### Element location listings
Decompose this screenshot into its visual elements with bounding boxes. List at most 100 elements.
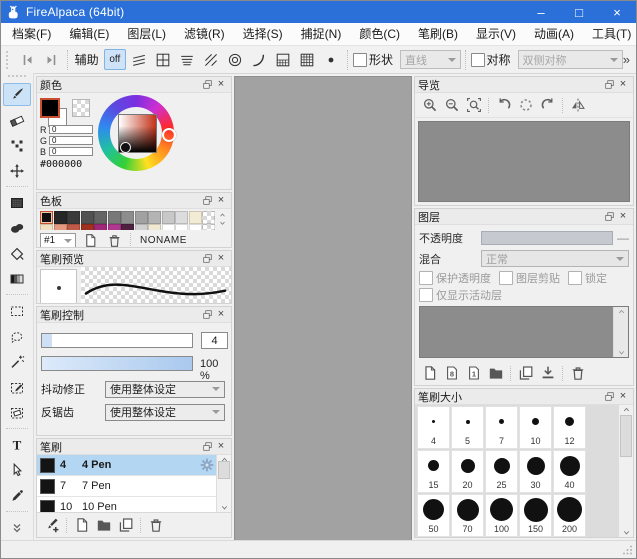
- palette-swatch[interactable]: [189, 211, 202, 224]
- zoom-in-icon[interactable]: [419, 95, 441, 115]
- menu-item[interactable]: 档案(F): [3, 22, 60, 46]
- layer-option-checkbox[interactable]: 图层剪贴: [499, 270, 560, 286]
- symmetry-checkbox[interactable]: [471, 53, 485, 67]
- add-brush-icon[interactable]: [41, 515, 63, 535]
- layer-list-scrollbar[interactable]: [613, 307, 628, 357]
- canvas-area[interactable]: [234, 76, 412, 540]
- close-panel-icon[interactable]: ×: [214, 78, 228, 91]
- foreground-color-swatch[interactable]: [40, 98, 60, 118]
- checkbox[interactable]: [419, 288, 433, 302]
- checkbox[interactable]: [419, 271, 433, 285]
- new-layer-icon[interactable]: [419, 363, 441, 383]
- brush-size-scrollbar[interactable]: [618, 405, 633, 537]
- close-button[interactable]: ×: [598, 1, 636, 23]
- concentric-circles-icon[interactable]: [223, 48, 247, 71]
- palette-scrollbar[interactable]: [215, 211, 229, 229]
- menu-item[interactable]: 图层(L): [118, 22, 175, 46]
- float-panel-icon[interactable]: [602, 78, 616, 91]
- palette-swatch[interactable]: [94, 224, 107, 230]
- palette-swatch[interactable]: [67, 224, 80, 230]
- brush-size-cell[interactable]: 10: [519, 406, 552, 449]
- zoom-fit-icon[interactable]: [463, 95, 485, 115]
- grid-half-icon[interactable]: [271, 48, 295, 71]
- palette-swatch[interactable]: [135, 224, 148, 230]
- brush-size-cell[interactable]: 70: [451, 494, 484, 537]
- brush-list-scrollbar[interactable]: [216, 455, 231, 512]
- layer-folder-icon[interactable]: [485, 363, 507, 383]
- jitter-correction-dropdown[interactable]: 使用整体设定: [105, 381, 225, 398]
- brush-preview-panel-header[interactable]: 笔刷预览 ×: [37, 251, 231, 267]
- duplicate-layer-icon[interactable]: [515, 363, 537, 383]
- brush-control-panel-header[interactable]: 笔刷控制 ×: [37, 307, 231, 323]
- dot-snap-icon[interactable]: [319, 48, 343, 71]
- close-panel-icon[interactable]: ×: [616, 390, 630, 403]
- select-eraser-tool[interactable]: [3, 401, 31, 425]
- palette-swatch[interactable]: [54, 224, 67, 230]
- horizontal-lines-icon[interactable]: [175, 48, 199, 71]
- brush-opacity-slider[interactable]: [41, 356, 193, 371]
- brush-size-cell[interactable]: 100: [485, 494, 518, 537]
- palette-swatch[interactable]: [202, 211, 215, 224]
- minimize-button[interactable]: –: [522, 1, 560, 23]
- brush-size-slider[interactable]: [41, 333, 193, 348]
- brush-list-item[interactable]: 4 4 Pen: [37, 455, 217, 476]
- layer-opacity-slider[interactable]: [481, 231, 613, 245]
- snap-next-icon[interactable]: [39, 48, 62, 71]
- eraser-tool[interactable]: [3, 108, 31, 132]
- menu-item[interactable]: 工具(T): [583, 22, 637, 46]
- menu-item[interactable]: 笔刷(B): [409, 22, 467, 46]
- sv-marker[interactable]: [120, 142, 131, 153]
- blend-mode-dropdown[interactable]: 正常: [481, 250, 629, 267]
- checkbox[interactable]: [499, 271, 513, 285]
- palette-swatch[interactable]: [121, 224, 134, 230]
- close-panel-icon[interactable]: ×: [616, 78, 630, 91]
- delete-brush-icon[interactable]: [145, 515, 167, 535]
- layer-option-checkbox[interactable]: 保护透明度: [419, 270, 491, 286]
- dot-tool[interactable]: [3, 134, 31, 158]
- palette-swatch[interactable]: [108, 211, 121, 224]
- brush-size-cell[interactable]: 25: [485, 450, 518, 493]
- color-wheel[interactable]: [98, 95, 174, 171]
- shape-checkbox[interactable]: [353, 53, 367, 67]
- color-panel-header[interactable]: 颜色 ×: [37, 77, 231, 93]
- layer-option-checkbox[interactable]: 锁定: [568, 270, 607, 286]
- brush-list-item[interactable]: 10 10 Pen: [37, 497, 217, 513]
- brush-size-cell[interactable]: 5: [451, 406, 484, 449]
- bucket-tool[interactable]: [3, 217, 31, 241]
- menu-item[interactable]: 选择(S): [234, 22, 292, 46]
- select-pen-tool[interactable]: [3, 376, 31, 400]
- palette-swatch[interactable]: [54, 211, 67, 224]
- new-brush-icon[interactable]: [71, 515, 93, 535]
- snap-off-button[interactable]: off: [104, 49, 126, 70]
- close-panel-icon[interactable]: ×: [214, 440, 228, 453]
- text-tool[interactable]: T: [3, 433, 31, 457]
- float-panel-icon[interactable]: [200, 194, 214, 207]
- polygon-fill-tool[interactable]: [3, 242, 31, 266]
- rotate-cw-icon[interactable]: [537, 95, 559, 115]
- palette-panel-header[interactable]: 色板 ×: [37, 193, 231, 209]
- navigator-preview[interactable]: [418, 121, 630, 202]
- merge-down-icon[interactable]: [537, 363, 559, 383]
- curve-icon[interactable]: [247, 48, 271, 71]
- antialias-dropdown[interactable]: 使用整体设定: [105, 404, 225, 421]
- close-panel-icon[interactable]: ×: [214, 308, 228, 321]
- move-tool[interactable]: [3, 159, 31, 183]
- palette-swatch[interactable]: [40, 224, 53, 230]
- transparent-color-swatch[interactable]: [72, 99, 90, 117]
- brush-folder-icon[interactable]: [93, 515, 115, 535]
- float-panel-icon[interactable]: [200, 252, 214, 265]
- cross-grid-icon[interactable]: [151, 48, 175, 71]
- brush-list-item[interactable]: 7 7 Pen: [37, 476, 217, 497]
- float-panel-icon[interactable]: [602, 390, 616, 403]
- grid-full-icon[interactable]: [295, 48, 319, 71]
- toolbar-drag-handle[interactable]: [6, 51, 12, 69]
- gradient-tool[interactable]: [3, 268, 31, 292]
- new-8bit-layer-icon[interactable]: 8: [441, 363, 463, 383]
- eyedropper-tool[interactable]: [3, 484, 31, 508]
- resize-grip[interactable]: [621, 544, 633, 556]
- palette-swatch[interactable]: [94, 211, 107, 224]
- menu-item[interactable]: 滤镜(R): [175, 22, 234, 46]
- rotate-ccw-icon[interactable]: [493, 95, 515, 115]
- palette-swatch[interactable]: [121, 211, 134, 224]
- layer-panel-header[interactable]: 图层 ×: [415, 209, 633, 225]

### STATED TASK
Print the lines from the one containing "- palette-swatch[interactable]: [189, 211, 202, 224]" through the one containing "- symmetry-checkbox[interactable]: [471, 53, 485, 67]", inclusive, with no changes.

### EXERCISE RESPONSE
- palette-swatch[interactable]: [189, 211, 202, 224]
- zoom-in-icon[interactable]: [419, 95, 441, 115]
- menu-item[interactable]: 档案(F): [3, 22, 60, 46]
- layer-option-checkbox[interactable]: 图层剪贴: [499, 270, 560, 286]
- symmetry-checkbox[interactable]: [471, 53, 485, 67]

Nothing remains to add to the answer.